LütfüOflaz'la Sohbet

LütfüOflaz'la Sohbet

Darbecilerin salyası 12 Eylül anayasası!

Darbecilerin salyası 12 Eylül anayasası!

- Lütfü Bey; uygun görürseniz bu haftaki sohbetimize 12 Eylül darbesinin ürünü olan anayasanın bir kısmının değiştirilmesiyle ilgili olarak yapılacak referandum hakkındaki değerlendirmelerinizi alarak başlayalım mı?
- Bana göre 12 Eylül anayasası, darbecilerin salyası! Kudurmuş bir vaziyette hukukun temel ve evrensel ilkelerine saldırıp parça parça eden darbecilerin salyası! Hukukun temel ve evrensel ilkelerini çiğneyip insanları hapislerde çürüten, idam sehpalarında öldüren darbecilerin salyası! İşte hukuktan böylesine nasipsiz darbecilerce yaptırıldı 12 Eylül’ün anayasası. Aslında darbecilerin, faşistlerin salyası olan 12 Eylül anayasası tümüyle çoktan tarihin çöp sepetine atılmalıydı. Bu anayasayla kendilerini korumaya alan darbeci generallerden, yaptıkları hukuksuzlukların, zulümlerin hesabı çoktan sorulmalıydı. Ülkemizin hep askeri anayasalarla yönetilmesinin yerini sivil bir anayasayla yönetilmesi çoktan almalıydı. Ara dönemlerde yapılmış arayasaların, kara dönemlerde yapılmış karayasaların yerini sivil dönemde yapılmış bir anayasa çoktan almalıydı. Ama maalesef siyasi partiler aralarında anlaşıp bunu şimdiye kadar gerçekleştiremedi. Birinin ak dediğine öbürü kara dedi ve darbecilerin anayasası ülkemizde 1982’den beri hüküm sürüp gitti. İktidardakilerin ak dediğine muhalefettekiler kara, muhalefettekilerin ak dediğine iktidardakiler kara dedikçe de darbecilerin anayasasının ülkemizde hüküm sürüp gideceği belli. Öyleyse darbecilerin anayasasının ülkemizde hâlâ hüküm sürmesi, en başta siyasi partilerin ayıbı değil mi? Ülkemizin hâlâ askeri bir anayasayla yönetilmesi sivillerin ayıbı değil mi? Keşke ülke çıkarları parti çıkarlarının önüne geçebilseydi. Keşke her parti dediğim dedik tutumundan vazgeçebilseydi. Keşke 12 Eylülcülerin anayasasının şimdiki gibi kısmen değil, tümden değiştirilmesi söz konusu olabilseydi. Ancak darbe anayasasını tümden değiştirmeyi başarmak mümkün olamıyorsa, onu kısmen değiştirmek yetersiz de olsa bir adım değil mi? Ülkeyi yönetenleri de bu yönde adımlarını sıklaştırmaya ve giderek darbe anayasasını tümden değiştirmeye teşvik etmek gerekmez mi?

### Veri Kümesinden Alıntı
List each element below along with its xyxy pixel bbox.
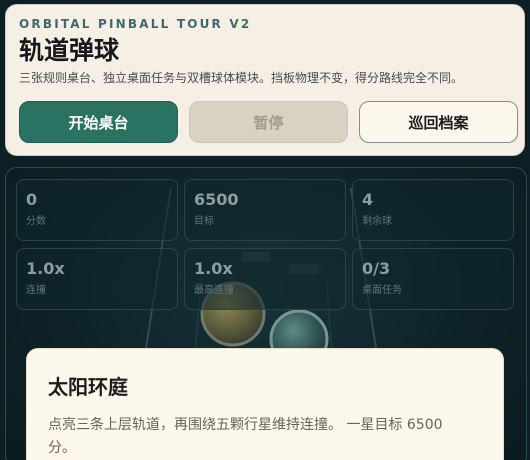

### Yapılacak Görevler
1. Söyleşiye göre darbecilerin anayasası neden 1982'den beri ülkede hüküm sürmektedir? Bir ile üç cümle arasında açıklayın.
2. Söyleşide "- Lütfü Bey;" sözlerinden "alarak başlayalım mı?" sözlerine kadar uzanan kısmı hiç değiştirmeden tekrarlayın.
Listeye gerek yoktur.

### Çözümler
1. Siyasi partiler aralarında anlaşıp anayasayı değiştirmeyi şimdiye kadar başaramamıştır. Partilerden birinin ak dediğine öbürü kara demiştir. Bu yüzden darbecilerin anayasası 1982'den beri hüküm sürüp gitmiştir.

2.
- Lütfü Bey; uygun görürseniz bu haftaki sohbetimize 12 Eylül darbesinin ürünü olan anayasanın bir kısmının değiştirilmesiyle ilgili olarak yapılacak referandum hakkındaki değerlendirmelerinizi alarak başlayalım mı?